WHAT THE EXERCISE ASKS | From the listing below, extract each line containing the string "million".

SUPPLIED INFORMATION |
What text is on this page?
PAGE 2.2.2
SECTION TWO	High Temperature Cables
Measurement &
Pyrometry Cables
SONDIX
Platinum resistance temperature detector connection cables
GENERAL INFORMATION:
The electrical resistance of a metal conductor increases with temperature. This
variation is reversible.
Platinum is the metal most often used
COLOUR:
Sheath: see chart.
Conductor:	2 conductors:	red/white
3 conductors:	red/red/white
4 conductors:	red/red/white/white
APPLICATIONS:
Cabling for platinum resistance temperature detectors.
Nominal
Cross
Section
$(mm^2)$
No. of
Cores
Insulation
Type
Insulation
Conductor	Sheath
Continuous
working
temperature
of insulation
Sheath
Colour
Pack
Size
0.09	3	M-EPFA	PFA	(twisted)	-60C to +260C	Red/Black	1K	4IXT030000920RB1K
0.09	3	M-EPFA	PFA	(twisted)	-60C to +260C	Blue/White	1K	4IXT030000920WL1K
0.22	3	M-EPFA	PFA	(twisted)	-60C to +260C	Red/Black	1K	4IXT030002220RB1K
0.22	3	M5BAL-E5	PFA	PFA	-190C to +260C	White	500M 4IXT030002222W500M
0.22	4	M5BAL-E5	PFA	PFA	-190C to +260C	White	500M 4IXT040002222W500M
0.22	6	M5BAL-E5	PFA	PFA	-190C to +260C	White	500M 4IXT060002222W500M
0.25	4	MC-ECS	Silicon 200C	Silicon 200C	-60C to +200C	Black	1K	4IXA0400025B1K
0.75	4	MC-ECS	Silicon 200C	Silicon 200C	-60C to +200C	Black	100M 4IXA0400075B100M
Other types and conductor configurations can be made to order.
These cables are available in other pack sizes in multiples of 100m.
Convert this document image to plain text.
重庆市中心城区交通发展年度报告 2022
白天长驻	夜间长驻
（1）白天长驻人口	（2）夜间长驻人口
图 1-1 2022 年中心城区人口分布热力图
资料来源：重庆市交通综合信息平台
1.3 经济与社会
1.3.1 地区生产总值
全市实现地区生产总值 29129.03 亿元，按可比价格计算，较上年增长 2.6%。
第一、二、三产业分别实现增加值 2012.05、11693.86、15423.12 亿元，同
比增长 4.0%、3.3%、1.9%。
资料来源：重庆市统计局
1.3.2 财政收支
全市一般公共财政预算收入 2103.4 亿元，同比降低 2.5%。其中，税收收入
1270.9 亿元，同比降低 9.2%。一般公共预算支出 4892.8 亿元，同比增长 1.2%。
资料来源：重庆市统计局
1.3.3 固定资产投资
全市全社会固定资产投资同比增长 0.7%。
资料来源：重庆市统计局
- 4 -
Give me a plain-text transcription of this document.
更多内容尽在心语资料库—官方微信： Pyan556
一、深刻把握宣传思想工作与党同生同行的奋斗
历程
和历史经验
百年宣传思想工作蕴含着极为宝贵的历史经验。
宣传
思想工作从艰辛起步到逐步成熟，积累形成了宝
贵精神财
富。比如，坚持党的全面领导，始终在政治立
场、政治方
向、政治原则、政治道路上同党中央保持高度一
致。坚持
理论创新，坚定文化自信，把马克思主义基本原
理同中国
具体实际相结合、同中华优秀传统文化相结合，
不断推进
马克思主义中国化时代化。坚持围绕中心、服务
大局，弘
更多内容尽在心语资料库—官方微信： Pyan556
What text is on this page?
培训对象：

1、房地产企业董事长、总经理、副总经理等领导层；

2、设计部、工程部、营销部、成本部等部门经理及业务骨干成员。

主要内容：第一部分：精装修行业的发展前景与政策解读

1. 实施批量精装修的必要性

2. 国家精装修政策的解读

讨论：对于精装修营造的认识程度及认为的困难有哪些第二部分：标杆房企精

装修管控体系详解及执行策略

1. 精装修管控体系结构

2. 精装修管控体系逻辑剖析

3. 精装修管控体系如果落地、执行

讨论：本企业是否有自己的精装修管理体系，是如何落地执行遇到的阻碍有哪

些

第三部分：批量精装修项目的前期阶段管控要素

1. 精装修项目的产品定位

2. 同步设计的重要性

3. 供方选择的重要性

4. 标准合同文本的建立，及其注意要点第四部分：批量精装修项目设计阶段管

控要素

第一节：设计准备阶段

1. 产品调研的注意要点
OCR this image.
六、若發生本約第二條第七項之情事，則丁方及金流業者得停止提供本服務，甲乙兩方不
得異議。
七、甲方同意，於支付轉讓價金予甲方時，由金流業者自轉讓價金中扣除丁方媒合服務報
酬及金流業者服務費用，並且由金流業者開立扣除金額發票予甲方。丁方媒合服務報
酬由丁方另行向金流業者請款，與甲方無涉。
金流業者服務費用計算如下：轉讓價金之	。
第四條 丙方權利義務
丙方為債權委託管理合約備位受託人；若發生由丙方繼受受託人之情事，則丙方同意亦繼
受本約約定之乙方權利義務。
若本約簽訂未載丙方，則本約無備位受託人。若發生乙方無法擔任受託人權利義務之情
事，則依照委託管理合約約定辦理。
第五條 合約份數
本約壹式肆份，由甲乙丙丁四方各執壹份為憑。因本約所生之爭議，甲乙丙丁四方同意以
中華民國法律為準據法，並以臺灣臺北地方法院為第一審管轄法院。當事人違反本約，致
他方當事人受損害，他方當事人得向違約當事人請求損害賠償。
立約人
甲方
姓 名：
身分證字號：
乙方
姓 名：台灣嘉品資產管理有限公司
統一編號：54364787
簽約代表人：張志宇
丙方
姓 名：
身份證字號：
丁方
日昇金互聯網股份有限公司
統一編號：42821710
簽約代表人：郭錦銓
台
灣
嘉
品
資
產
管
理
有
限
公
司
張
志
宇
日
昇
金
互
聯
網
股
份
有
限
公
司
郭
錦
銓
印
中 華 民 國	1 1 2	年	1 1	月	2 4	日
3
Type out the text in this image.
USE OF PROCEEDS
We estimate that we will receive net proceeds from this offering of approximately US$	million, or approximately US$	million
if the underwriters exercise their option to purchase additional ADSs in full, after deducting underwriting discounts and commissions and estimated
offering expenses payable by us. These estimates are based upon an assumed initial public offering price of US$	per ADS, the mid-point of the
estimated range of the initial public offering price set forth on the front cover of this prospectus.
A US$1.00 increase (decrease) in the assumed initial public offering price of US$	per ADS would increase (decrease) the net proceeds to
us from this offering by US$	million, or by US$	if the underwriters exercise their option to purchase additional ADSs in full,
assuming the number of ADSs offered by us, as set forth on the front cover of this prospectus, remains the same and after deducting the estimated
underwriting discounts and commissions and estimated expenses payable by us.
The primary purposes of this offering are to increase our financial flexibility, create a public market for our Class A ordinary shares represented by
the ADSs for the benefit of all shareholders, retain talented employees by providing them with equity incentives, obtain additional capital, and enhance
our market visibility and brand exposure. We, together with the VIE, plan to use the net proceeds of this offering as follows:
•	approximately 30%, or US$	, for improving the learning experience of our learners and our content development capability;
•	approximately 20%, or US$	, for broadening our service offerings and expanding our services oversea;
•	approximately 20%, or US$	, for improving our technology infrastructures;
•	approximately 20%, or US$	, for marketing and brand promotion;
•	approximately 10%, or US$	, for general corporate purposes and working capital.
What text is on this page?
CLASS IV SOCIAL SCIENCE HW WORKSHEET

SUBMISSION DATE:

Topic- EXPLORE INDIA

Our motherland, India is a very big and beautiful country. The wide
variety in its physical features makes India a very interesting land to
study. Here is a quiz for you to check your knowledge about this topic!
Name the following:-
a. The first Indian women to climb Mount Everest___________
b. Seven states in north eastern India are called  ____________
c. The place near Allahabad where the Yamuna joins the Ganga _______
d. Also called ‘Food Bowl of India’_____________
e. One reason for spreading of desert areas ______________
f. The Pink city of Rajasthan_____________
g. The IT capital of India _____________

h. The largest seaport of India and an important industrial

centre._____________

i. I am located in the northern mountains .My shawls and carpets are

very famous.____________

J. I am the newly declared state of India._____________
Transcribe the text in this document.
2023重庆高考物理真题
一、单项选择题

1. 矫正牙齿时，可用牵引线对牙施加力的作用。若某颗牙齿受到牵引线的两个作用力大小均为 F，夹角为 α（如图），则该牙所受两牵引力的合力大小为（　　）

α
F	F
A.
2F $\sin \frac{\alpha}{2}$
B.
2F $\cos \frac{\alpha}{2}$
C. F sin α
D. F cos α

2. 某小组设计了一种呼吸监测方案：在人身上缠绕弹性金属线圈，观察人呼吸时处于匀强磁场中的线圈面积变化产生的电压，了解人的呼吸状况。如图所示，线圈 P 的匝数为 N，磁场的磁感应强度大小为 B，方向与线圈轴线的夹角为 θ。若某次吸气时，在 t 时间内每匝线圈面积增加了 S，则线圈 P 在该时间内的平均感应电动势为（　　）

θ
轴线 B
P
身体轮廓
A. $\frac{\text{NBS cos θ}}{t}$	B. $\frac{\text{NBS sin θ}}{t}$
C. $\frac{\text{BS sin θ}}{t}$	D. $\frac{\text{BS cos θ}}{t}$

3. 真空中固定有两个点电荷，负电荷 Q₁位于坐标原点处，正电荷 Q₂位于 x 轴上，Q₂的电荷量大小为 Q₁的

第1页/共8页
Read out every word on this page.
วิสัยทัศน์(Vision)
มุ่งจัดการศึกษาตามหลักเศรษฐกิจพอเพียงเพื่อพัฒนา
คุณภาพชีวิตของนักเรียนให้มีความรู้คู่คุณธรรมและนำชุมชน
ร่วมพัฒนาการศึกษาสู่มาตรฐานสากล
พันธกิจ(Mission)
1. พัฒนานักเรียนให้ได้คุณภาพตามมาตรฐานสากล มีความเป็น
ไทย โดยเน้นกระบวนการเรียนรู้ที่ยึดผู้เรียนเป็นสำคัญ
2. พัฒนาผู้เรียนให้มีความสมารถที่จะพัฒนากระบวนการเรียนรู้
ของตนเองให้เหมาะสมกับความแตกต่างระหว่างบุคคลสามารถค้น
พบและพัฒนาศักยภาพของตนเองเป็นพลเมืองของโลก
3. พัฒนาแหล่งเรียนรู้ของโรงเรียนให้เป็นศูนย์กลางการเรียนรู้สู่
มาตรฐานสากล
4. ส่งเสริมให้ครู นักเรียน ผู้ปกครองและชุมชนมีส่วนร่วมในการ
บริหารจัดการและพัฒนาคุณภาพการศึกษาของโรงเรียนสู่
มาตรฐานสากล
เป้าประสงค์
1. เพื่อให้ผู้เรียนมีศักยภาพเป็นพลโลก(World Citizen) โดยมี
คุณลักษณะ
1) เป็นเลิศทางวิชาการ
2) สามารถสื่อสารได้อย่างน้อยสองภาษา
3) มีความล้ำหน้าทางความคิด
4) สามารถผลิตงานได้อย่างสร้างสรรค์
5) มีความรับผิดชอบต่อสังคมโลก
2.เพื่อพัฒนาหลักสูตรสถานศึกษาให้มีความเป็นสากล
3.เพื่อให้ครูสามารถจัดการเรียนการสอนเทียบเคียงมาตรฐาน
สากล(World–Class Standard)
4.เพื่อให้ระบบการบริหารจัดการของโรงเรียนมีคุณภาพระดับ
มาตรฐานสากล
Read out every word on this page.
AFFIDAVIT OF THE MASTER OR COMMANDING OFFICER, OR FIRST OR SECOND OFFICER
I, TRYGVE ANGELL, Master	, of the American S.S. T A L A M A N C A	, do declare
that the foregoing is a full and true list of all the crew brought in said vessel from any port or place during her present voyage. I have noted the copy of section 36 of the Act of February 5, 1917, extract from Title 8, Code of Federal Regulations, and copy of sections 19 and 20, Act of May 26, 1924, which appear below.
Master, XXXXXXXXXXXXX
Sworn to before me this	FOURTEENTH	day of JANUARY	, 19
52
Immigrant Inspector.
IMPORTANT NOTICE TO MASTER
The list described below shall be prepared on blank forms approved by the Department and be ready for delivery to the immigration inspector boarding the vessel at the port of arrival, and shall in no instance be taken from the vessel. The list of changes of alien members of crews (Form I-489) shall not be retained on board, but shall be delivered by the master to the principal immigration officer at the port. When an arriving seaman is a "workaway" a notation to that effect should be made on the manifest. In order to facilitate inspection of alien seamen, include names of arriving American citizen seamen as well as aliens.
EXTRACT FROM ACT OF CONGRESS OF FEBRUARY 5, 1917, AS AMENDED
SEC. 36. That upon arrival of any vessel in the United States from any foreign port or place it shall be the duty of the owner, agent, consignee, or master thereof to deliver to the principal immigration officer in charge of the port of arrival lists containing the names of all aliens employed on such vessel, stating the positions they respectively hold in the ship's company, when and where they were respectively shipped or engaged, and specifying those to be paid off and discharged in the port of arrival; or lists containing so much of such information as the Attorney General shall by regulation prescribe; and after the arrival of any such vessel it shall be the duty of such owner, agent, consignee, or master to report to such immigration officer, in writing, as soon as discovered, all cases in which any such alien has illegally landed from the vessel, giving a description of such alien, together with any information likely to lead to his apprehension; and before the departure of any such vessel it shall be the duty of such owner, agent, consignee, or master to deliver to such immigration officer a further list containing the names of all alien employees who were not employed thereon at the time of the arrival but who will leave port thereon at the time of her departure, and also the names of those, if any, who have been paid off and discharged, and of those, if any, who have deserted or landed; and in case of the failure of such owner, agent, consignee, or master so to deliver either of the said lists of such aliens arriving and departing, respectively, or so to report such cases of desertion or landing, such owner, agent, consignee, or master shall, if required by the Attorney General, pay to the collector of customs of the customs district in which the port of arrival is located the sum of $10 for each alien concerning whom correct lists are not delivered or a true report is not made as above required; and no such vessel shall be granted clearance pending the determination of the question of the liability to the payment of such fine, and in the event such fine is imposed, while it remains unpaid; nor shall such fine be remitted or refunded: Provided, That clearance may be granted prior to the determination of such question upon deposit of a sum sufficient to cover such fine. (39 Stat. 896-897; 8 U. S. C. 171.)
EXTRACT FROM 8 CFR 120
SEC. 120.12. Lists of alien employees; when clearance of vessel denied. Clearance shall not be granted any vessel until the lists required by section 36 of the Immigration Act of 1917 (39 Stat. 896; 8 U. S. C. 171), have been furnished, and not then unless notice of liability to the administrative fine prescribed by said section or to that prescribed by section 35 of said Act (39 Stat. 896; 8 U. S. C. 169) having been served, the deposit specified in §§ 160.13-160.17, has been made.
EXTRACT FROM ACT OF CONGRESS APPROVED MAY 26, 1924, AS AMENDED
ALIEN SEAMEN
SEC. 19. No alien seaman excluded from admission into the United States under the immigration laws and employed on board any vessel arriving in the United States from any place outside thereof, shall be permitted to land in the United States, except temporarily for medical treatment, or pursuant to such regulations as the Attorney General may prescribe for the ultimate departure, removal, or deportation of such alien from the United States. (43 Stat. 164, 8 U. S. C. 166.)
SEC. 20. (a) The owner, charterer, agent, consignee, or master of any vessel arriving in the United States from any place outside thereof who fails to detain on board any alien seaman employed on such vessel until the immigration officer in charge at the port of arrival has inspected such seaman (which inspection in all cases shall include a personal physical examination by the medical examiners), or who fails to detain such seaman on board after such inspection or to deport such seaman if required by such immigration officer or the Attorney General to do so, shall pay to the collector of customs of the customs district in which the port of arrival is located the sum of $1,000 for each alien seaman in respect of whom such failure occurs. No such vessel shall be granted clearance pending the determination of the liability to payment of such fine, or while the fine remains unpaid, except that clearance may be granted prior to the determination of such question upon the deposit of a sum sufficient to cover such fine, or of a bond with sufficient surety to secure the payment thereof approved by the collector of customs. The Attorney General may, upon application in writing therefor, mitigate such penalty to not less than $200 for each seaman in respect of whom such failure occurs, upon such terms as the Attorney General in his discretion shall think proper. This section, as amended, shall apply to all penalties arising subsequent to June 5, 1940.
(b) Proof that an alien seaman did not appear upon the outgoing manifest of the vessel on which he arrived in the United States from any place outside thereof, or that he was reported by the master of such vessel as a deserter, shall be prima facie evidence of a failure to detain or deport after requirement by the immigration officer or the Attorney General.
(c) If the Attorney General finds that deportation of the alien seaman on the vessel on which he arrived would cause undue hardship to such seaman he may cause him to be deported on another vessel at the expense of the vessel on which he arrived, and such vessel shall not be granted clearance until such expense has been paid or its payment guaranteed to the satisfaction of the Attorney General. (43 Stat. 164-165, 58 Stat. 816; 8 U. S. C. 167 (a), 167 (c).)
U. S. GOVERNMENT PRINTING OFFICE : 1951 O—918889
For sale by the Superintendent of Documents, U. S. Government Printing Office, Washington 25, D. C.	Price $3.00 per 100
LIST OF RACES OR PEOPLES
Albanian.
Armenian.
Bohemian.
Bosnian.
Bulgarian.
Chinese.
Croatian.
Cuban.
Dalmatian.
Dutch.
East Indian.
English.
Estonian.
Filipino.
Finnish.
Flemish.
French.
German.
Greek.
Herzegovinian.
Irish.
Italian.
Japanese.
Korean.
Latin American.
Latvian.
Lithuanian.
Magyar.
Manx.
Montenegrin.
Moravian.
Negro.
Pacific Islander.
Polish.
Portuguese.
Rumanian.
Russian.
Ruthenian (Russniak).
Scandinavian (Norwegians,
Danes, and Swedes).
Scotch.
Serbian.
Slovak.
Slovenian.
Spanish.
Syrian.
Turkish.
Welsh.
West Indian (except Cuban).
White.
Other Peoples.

FINISHED ANSWER |
We estimate that we will receive net proceeds from this offering of approximately US$	million, or approximately US$	million
us from this offering by US$	million, or by US$	if the underwriters exercise their option to purchase additional ADSs in full,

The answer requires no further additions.